Task to carry out
For this exercise, copy out each line of the material below that includes "Delivery".

Extracted information
========================

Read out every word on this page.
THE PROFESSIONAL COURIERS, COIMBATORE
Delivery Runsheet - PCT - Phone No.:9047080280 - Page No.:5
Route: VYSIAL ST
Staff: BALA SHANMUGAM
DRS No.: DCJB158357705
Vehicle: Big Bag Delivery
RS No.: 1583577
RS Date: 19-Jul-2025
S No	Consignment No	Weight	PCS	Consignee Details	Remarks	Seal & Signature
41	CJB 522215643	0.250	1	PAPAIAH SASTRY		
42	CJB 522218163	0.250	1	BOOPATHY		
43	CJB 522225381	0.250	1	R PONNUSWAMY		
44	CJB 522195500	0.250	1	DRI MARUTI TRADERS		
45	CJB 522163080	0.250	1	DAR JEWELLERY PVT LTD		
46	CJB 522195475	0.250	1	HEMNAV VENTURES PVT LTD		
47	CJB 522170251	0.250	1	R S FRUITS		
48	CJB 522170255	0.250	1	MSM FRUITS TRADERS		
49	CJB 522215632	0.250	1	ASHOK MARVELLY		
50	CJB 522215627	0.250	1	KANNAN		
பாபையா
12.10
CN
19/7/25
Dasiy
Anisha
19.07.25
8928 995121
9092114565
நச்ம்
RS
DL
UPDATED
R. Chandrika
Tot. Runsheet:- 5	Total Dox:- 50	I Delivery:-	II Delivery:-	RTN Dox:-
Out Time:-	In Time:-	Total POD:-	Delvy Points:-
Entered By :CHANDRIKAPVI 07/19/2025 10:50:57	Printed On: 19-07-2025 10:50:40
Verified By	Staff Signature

========================

Output for this exercise
Delivery Runsheet - PCT - Phone No.:9047080280 - Page No.:5
Vehicle: Big Bag Delivery
Tot. Runsheet:- 5	Total Dox:- 50	I Delivery:-	II Delivery:-	RTN Dox:-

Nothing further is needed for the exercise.